■ **DO THIS**
Pictures don't belong in the copy; print all the records exactly.

■ **ENTRIES**
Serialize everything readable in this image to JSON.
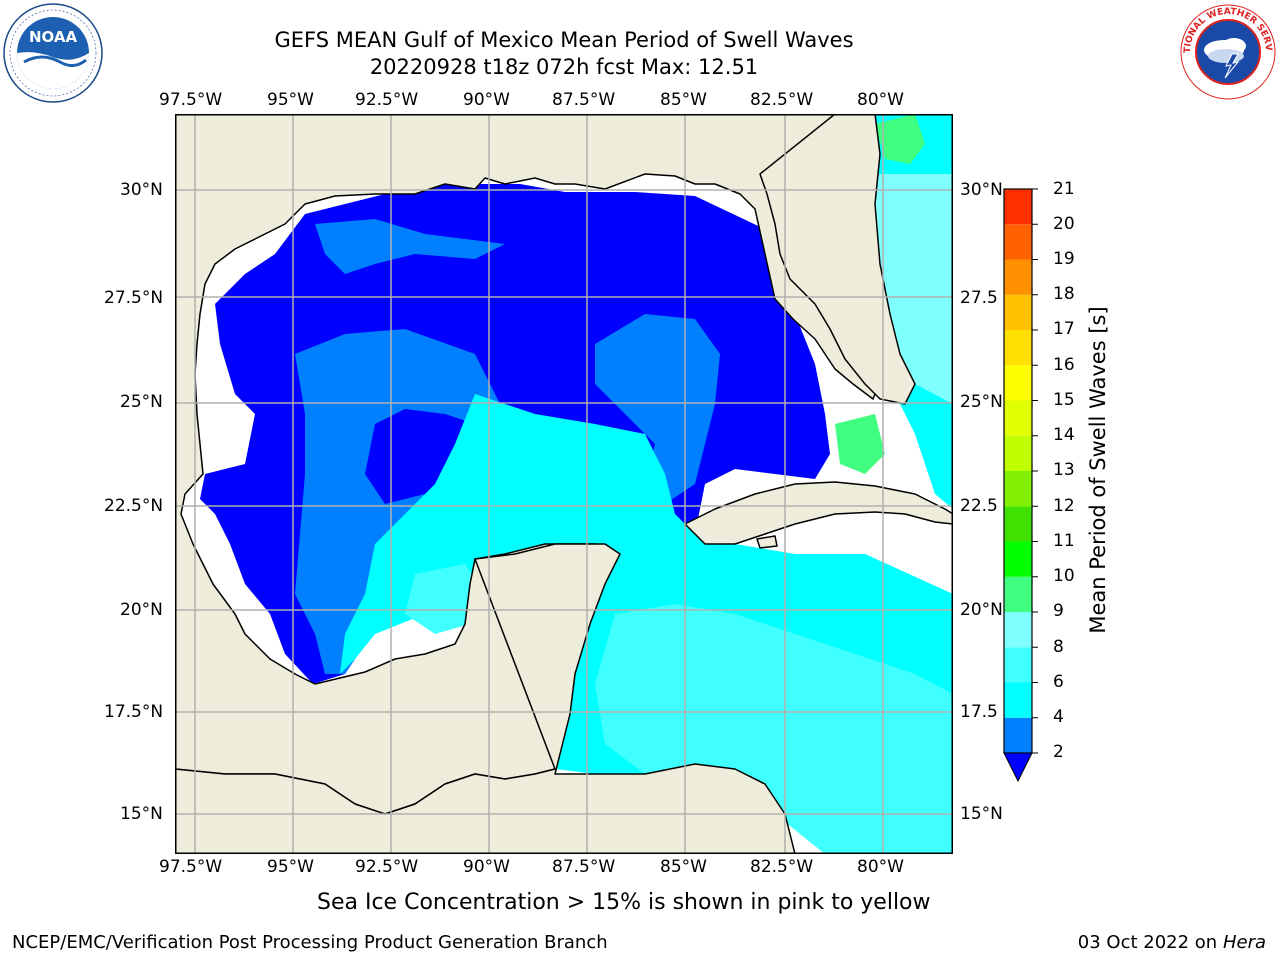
{
  "header": {
    "title_line1": "GEFS MEAN Gulf of Mexico Mean Period of Swell Waves",
    "title_line2": "20220928 t18z 072h fcst   Max: 12.51"
  },
  "logos": {
    "noaa_text": "NOAA",
    "noaa_ring_text": "NATIONAL OCEANIC AND ATMOSPHERIC ADMINISTRATION · U.S. DEPARTMENT OF COMMERCE",
    "nws_ring_text": "NATIONAL WEATHER SERVICE"
  },
  "map": {
    "lon_labels": [
      "97.5°W",
      "95°W",
      "92.5°W",
      "90°W",
      "87.5°W",
      "85°W",
      "82.5°W",
      "80°W"
    ],
    "lat_labels": [
      "30°N",
      "27.5°N",
      "25°N",
      "22.5°N",
      "20°N",
      "17.5°N",
      "15°N"
    ],
    "lat_labels_right": [
      "30°N",
      "27.5",
      "25°N",
      "22.5",
      "20°N",
      "17.5",
      "15°N"
    ],
    "lon_range": [
      -98,
      -79
    ],
    "lat_range": [
      14,
      31.5
    ],
    "colors": {
      "land": "#eeeddb",
      "ocean_white": "#ffffff",
      "coast": "#000000",
      "grid": "#b0b0b0"
    }
  },
  "colorbar": {
    "label": "Mean Period of Swell Waves [s]",
    "levels": [
      "2",
      "4",
      "6",
      "8",
      "9",
      "10",
      "11",
      "12",
      "13",
      "14",
      "15",
      "16",
      "17",
      "18",
      "19",
      "20",
      "21"
    ],
    "colors": [
      "#0000ff",
      "#0080ff",
      "#00ffff",
      "#40ffff",
      "#80ffff",
      "#40ff80",
      "#00ff00",
      "#40e000",
      "#80f000",
      "#c0ff00",
      "#e0ff00",
      "#ffff00",
      "#ffe000",
      "#ffc000",
      "#ff9000",
      "#ff6000",
      "#ff3000",
      "#ff0000"
    ],
    "extend_color": "#0000ff"
  },
  "footer": {
    "note": "Sea Ice Concentration > 15% is shown in pink to yellow",
    "left": "NCEP/EMC/Verification Post Processing Product Generation Branch",
    "right_date": "03 Oct 2022 on ",
    "right_machine": "Hera"
  }
}
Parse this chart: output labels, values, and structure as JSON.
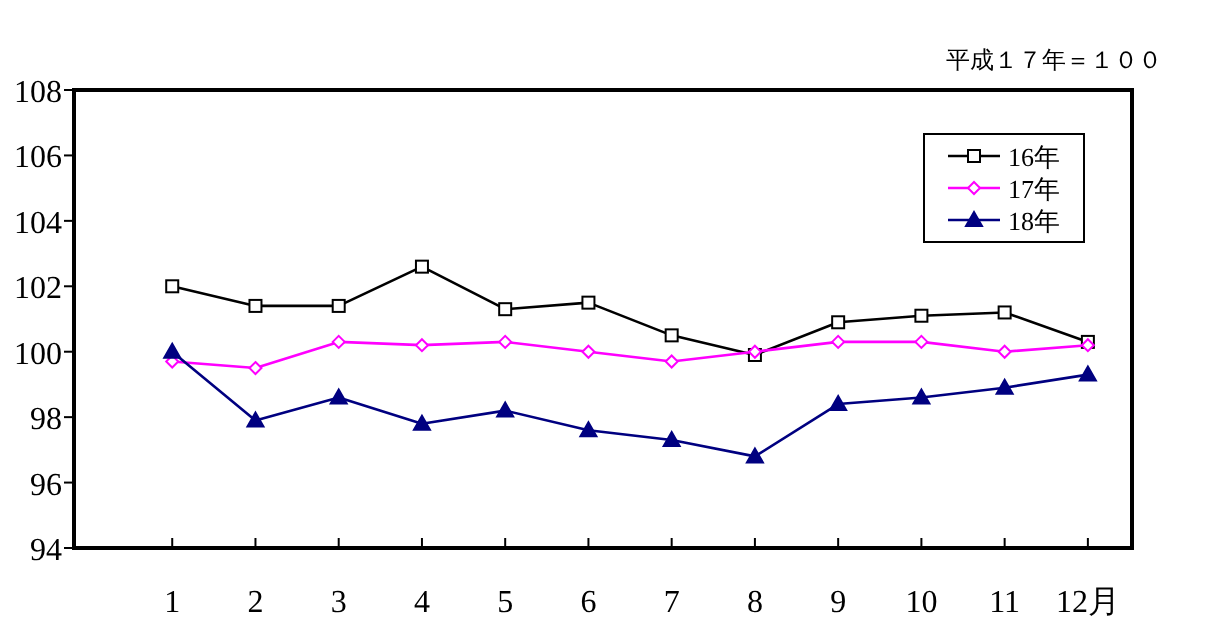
{
  "chart_data": {
    "type": "line",
    "annotations": [
      "平成１７年＝１００"
    ],
    "categories": [
      "1",
      "2",
      "3",
      "4",
      "5",
      "6",
      "7",
      "8",
      "9",
      "10",
      "11",
      "12月"
    ],
    "series": [
      {
        "name": "16年",
        "color": "#000000",
        "marker": "square",
        "values": [
          102.0,
          101.4,
          101.4,
          102.6,
          101.3,
          101.5,
          100.5,
          99.9,
          100.9,
          101.1,
          101.2,
          100.3
        ]
      },
      {
        "name": "17年",
        "color": "#ff00ff",
        "marker": "diamond",
        "values": [
          99.7,
          99.5,
          100.3,
          100.2,
          100.3,
          100.0,
          99.7,
          100.0,
          100.3,
          100.3,
          100.0,
          100.2
        ]
      },
      {
        "name": "18年",
        "color": "#000080",
        "marker": "triangle",
        "values": [
          100.0,
          97.9,
          98.6,
          97.8,
          98.2,
          97.6,
          97.3,
          96.8,
          98.4,
          98.6,
          98.9,
          99.3
        ]
      }
    ],
    "ylim": [
      94,
      108
    ],
    "yticks": [
      94,
      96,
      98,
      100,
      102,
      104,
      106,
      108
    ],
    "grid": false,
    "legend": "top right",
    "line_style": "solid"
  }
}
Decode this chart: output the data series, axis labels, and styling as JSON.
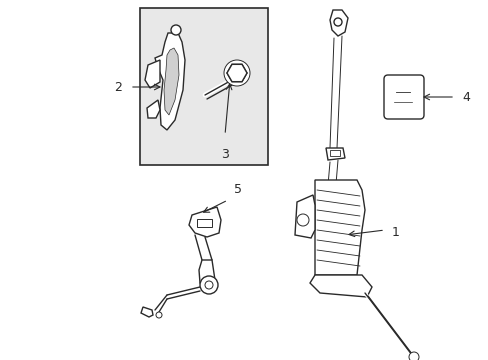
{
  "bg_color": "#ffffff",
  "line_color": "#2a2a2a",
  "label_color": "#000000",
  "box_bg": "#e8e8e8",
  "box_border": "#2a2a2a"
}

■ **EXERCISE OUTPUT**
Serialize everything readable in this image to JSON.
{
  "header": {
    "title_line1": "GEFS MEAN Gulf of Mexico Mean Period of Swell Waves",
    "title_line2": "20220928 t18z 072h fcst   Max: 12.51"
  },
  "logos": {
    "noaa_text": "NOAA",
    "noaa_ring_text": "NATIONAL OCEANIC AND ATMOSPHERIC ADMINISTRATION · U.S. DEPARTMENT OF COMMERCE",
    "nws_ring_text": "NATIONAL WEATHER SERVICE"
  },
  "map": {
    "lon_labels": [
      "97.5°W",
      "95°W",
      "92.5°W",
      "90°W",
      "87.5°W",
      "85°W",
      "82.5°W",
      "80°W"
    ],
    "lat_labels": [
      "30°N",
      "27.5°N",
      "25°N",
      "22.5°N",
      "20°N",
      "17.5°N",
      "15°N"
    ],
    "lat_labels_right": [
      "30°N",
      "27.5",
      "25°N",
      "22.5",
      "20°N",
      "17.5",
      "15°N"
    ],
    "lon_range": [
      -98,
      -79
    ],
    "lat_range": [
      14,
      31.5
    ],
    "colors": {
      "land": "#eeeddb",
      "ocean_white": "#ffffff",
      "coast": "#000000",
      "grid": "#b0b0b0"
    }
  },
  "colorbar": {
    "label": "Mean Period of Swell Waves [s]",
    "levels": [
      "2",
      "4",
      "6",
      "8",
      "9",
      "10",
      "11",
      "12",
      "13",
      "14",
      "15",
      "16",
      "17",
      "18",
      "19",
      "20",
      "21"
    ],
    "colors": [
      "#0000ff",
      "#0080ff",
      "#00ffff",
      "#40ffff",
      "#80ffff",
      "#40ff80",
      "#00ff00",
      "#40e000",
      "#80f000",
      "#c0ff00",
      "#e0ff00",
      "#ffff00",
      "#ffe000",
      "#ffc000",
      "#ff9000",
      "#ff6000",
      "#ff3000",
      "#ff0000"
    ],
    "extend_color": "#0000ff"
  },
  "footer": {
    "note": "Sea Ice Concentration > 15% is shown in pink to yellow",
    "left": "NCEP/EMC/Verification Post Processing Product Generation Branch",
    "right_date": "03 Oct 2022 on ",
    "right_machine": "Hera"
  }
}
Parse this chart: output labels, values, and structure as JSON.
{
  "chart_data": {
    "type": "line",
    "annotations": [
      "平成１７年＝１００"
    ],
    "categories": [
      "1",
      "2",
      "3",
      "4",
      "5",
      "6",
      "7",
      "8",
      "9",
      "10",
      "11",
      "12月"
    ],
    "series": [
      {
        "name": "16年",
        "color": "#000000",
        "marker": "square",
        "values": [
          102.0,
          101.4,
          101.4,
          102.6,
          101.3,
          101.5,
          100.5,
          99.9,
          100.9,
          101.1,
          101.2,
          100.3
        ]
      },
      {
        "name": "17年",
        "color": "#ff00ff",
        "marker": "diamond",
        "values": [
          99.7,
          99.5,
          100.3,
          100.2,
          100.3,
          100.0,
          99.7,
          100.0,
          100.3,
          100.3,
          100.0,
          100.2
        ]
      },
      {
        "name": "18年",
        "color": "#000080",
        "marker": "triangle",
        "values": [
          100.0,
          97.9,
          98.6,
          97.8,
          98.2,
          97.6,
          97.3,
          96.8,
          98.4,
          98.6,
          98.9,
          99.3
        ]
      }
    ],
    "ylim": [
      94,
      108
    ],
    "yticks": [
      94,
      96,
      98,
      100,
      102,
      104,
      106,
      108
    ],
    "grid": false,
    "legend": "top right",
    "line_style": "solid"
  }
}
Decode this chart: output the data series, axis labels, and styling as JSON.
{
  "bg_color": "#ffffff",
  "line_color": "#2a2a2a",
  "label_color": "#000000",
  "box_bg": "#e8e8e8",
  "box_border": "#2a2a2a"
}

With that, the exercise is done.